**Exercise task**
Below are records. Copy every line with "open" in it.

**Records**
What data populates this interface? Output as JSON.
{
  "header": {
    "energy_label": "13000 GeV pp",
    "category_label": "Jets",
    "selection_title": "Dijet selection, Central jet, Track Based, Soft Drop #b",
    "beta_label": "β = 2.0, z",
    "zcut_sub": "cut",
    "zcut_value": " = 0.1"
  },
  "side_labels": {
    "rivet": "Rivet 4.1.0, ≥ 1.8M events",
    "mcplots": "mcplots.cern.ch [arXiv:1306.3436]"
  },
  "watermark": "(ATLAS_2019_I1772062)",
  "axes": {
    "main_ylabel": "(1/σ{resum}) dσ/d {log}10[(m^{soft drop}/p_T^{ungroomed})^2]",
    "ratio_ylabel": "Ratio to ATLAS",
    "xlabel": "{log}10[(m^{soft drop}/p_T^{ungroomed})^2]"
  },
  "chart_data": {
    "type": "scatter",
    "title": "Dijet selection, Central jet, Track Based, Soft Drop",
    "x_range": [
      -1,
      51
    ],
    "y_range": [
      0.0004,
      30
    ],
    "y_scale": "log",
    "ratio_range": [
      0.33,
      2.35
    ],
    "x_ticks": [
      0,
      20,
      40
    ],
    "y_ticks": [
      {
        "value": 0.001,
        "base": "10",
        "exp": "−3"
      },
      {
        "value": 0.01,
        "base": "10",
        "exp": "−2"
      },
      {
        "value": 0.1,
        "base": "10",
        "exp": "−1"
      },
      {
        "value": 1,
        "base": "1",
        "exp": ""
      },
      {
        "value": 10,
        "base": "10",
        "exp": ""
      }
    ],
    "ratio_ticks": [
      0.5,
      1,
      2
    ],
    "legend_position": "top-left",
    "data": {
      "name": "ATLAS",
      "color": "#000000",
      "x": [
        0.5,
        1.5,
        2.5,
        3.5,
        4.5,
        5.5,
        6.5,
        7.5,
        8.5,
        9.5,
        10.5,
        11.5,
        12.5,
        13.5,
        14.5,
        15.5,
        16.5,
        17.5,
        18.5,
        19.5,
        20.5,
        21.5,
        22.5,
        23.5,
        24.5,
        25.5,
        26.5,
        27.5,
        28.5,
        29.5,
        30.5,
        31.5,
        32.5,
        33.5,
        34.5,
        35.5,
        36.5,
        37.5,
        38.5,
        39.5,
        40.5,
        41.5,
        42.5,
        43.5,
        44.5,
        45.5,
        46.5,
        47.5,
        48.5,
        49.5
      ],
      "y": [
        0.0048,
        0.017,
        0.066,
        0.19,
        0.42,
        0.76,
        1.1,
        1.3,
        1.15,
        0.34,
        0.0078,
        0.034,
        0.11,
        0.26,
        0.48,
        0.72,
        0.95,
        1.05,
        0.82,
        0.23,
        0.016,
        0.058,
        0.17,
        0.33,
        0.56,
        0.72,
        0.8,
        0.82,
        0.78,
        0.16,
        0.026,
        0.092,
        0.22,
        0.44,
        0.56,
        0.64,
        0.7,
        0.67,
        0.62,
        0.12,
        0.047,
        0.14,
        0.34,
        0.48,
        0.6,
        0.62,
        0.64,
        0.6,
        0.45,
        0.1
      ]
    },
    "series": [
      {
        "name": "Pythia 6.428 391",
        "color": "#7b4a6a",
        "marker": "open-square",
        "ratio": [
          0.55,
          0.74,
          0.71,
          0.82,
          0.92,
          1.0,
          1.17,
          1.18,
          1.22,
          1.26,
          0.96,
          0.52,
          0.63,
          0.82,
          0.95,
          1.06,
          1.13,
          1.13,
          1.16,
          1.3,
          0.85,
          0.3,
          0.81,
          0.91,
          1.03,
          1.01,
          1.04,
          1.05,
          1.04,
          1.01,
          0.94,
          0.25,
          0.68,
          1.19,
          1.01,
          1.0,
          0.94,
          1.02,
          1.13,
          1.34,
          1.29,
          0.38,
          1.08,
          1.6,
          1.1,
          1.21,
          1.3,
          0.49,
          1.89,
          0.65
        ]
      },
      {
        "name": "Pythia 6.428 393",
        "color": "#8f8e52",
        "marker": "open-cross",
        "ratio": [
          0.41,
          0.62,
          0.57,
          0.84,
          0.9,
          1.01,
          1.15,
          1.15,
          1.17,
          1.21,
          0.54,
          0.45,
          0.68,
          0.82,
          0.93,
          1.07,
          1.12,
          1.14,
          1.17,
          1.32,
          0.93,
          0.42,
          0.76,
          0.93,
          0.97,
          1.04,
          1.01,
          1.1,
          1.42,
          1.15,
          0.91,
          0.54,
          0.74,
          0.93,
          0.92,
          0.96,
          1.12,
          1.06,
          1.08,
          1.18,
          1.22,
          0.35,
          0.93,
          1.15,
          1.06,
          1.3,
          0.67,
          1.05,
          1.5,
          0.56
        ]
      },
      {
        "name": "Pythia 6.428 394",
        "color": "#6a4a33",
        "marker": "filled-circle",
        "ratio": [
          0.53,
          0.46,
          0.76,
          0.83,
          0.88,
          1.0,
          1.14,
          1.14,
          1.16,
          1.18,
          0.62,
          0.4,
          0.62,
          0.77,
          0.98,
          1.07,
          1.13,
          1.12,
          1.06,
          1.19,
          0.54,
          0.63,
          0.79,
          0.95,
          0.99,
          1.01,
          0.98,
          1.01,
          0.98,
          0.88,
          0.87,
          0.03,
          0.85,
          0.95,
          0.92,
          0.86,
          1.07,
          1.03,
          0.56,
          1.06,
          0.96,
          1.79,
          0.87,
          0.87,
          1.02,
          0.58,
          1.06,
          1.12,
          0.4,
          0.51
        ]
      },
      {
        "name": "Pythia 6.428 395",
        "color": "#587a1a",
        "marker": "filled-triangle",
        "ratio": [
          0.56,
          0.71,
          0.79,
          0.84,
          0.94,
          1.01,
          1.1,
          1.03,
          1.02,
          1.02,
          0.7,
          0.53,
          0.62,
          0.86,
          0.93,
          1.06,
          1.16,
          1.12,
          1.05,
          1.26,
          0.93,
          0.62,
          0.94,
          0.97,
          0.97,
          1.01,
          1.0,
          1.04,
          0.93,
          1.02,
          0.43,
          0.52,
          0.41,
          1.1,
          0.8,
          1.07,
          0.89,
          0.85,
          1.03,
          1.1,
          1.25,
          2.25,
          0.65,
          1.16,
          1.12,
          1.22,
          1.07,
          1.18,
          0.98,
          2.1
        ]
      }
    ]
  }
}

**Output of the task**
        "marker": "open-square",
        "marker": "open-cross",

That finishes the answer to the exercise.